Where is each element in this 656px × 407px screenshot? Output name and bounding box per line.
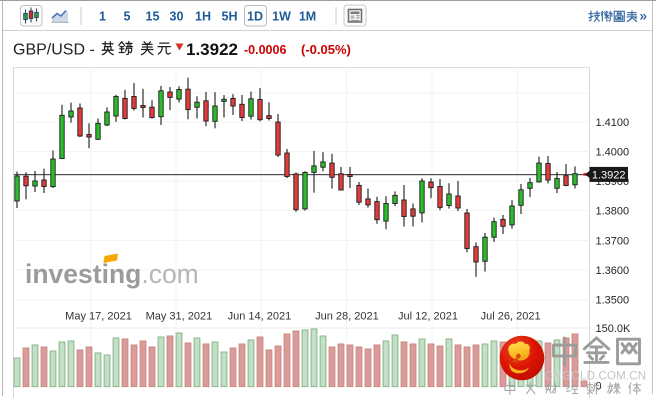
svg-text:30: 30: [170, 10, 184, 24]
svg-text:Jul 12, 2021: Jul 12, 2021: [398, 311, 458, 323]
svg-text:1H: 1H: [195, 10, 211, 24]
svg-text:Jun 28, 2021: Jun 28, 2021: [315, 311, 379, 323]
svg-text:investing.com: investing.com: [25, 259, 199, 289]
svg-text:CNGOLD.COM.CN: CNGOLD.COM.CN: [545, 371, 647, 383]
svg-text:1.3700: 1.3700: [596, 235, 630, 247]
svg-text:1.3800: 1.3800: [596, 206, 630, 218]
svg-text:May 17, 2021: May 17, 2021: [65, 311, 132, 323]
svg-text:1.3922: 1.3922: [592, 170, 626, 182]
svg-text:1W: 1W: [272, 10, 291, 24]
svg-text:5H: 5H: [222, 10, 238, 24]
svg-text:»: »: [640, 8, 648, 23]
svg-text:Jun 14, 2021: Jun 14, 2021: [228, 311, 292, 323]
svg-text:1.3600: 1.3600: [596, 265, 630, 277]
svg-text:15: 15: [146, 10, 160, 24]
svg-text:1D: 1D: [247, 10, 263, 24]
svg-text:1: 1: [99, 10, 106, 24]
svg-text:0: 0: [596, 380, 602, 392]
svg-text:1.4100: 1.4100: [596, 117, 630, 129]
svg-text:1M: 1M: [299, 10, 316, 24]
svg-text:May 31, 2021: May 31, 2021: [146, 311, 213, 323]
svg-text:GBP/USD -: GBP/USD -: [13, 42, 95, 59]
svg-text:(-0.05%): (-0.05%): [301, 42, 351, 57]
svg-text:-0.0006: -0.0006: [244, 43, 286, 57]
svg-text:1.3922: 1.3922: [186, 40, 238, 59]
svg-text:1.3500: 1.3500: [596, 295, 630, 307]
svg-text:150.0K: 150.0K: [596, 323, 632, 335]
svg-text:5: 5: [124, 10, 131, 24]
svg-text:1.4000: 1.4000: [596, 146, 630, 158]
svg-text:Jul 26, 2021: Jul 26, 2021: [481, 311, 541, 323]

********

Copy the listing above word for word, leaving out the picture.

Where is each element in this 656px × 407px screenshot? Output name and bounding box per line.
svg-text:30: 30: [170, 10, 184, 24]
svg-text:Jul 12, 2021: Jul 12, 2021: [398, 311, 458, 323]
svg-text:1H: 1H: [195, 10, 211, 24]
svg-text:Jun 28, 2021: Jun 28, 2021: [315, 311, 379, 323]
svg-text:investing.com: investing.com: [25, 259, 199, 289]
svg-text:CNGOLD.COM.CN: CNGOLD.COM.CN: [545, 371, 647, 383]
svg-text:1.3700: 1.3700: [596, 235, 630, 247]
svg-text:1.3800: 1.3800: [596, 206, 630, 218]
svg-text:May 17, 2021: May 17, 2021: [65, 311, 132, 323]
svg-text:1.3922: 1.3922: [592, 170, 626, 182]
svg-text:1W: 1W: [272, 10, 291, 24]
svg-text:5H: 5H: [222, 10, 238, 24]
svg-text:»: »: [640, 8, 648, 23]
svg-text:Jun 14, 2021: Jun 14, 2021: [228, 311, 292, 323]
svg-text:1.3600: 1.3600: [596, 265, 630, 277]
svg-text:15: 15: [146, 10, 160, 24]
svg-text:1D: 1D: [247, 10, 263, 24]
svg-text:1: 1: [99, 10, 106, 24]
svg-text:0: 0: [596, 380, 602, 392]
svg-text:1.4100: 1.4100: [596, 117, 630, 129]
svg-text:1M: 1M: [299, 10, 316, 24]
svg-text:May 31, 2021: May 31, 2021: [146, 311, 213, 323]
svg-text:GBP/USD -: GBP/USD -: [13, 42, 95, 59]
svg-text:(-0.05%): (-0.05%): [301, 42, 351, 57]
svg-text:-0.0006: -0.0006: [244, 43, 286, 57]
svg-text:1.3922: 1.3922: [186, 40, 238, 59]
svg-text:1.3500: 1.3500: [596, 295, 630, 307]
svg-text:150.0K: 150.0K: [596, 323, 632, 335]
svg-text:5: 5: [124, 10, 131, 24]
svg-text:1.4000: 1.4000: [596, 146, 630, 158]
svg-text:Jul 26, 2021: Jul 26, 2021: [481, 311, 541, 323]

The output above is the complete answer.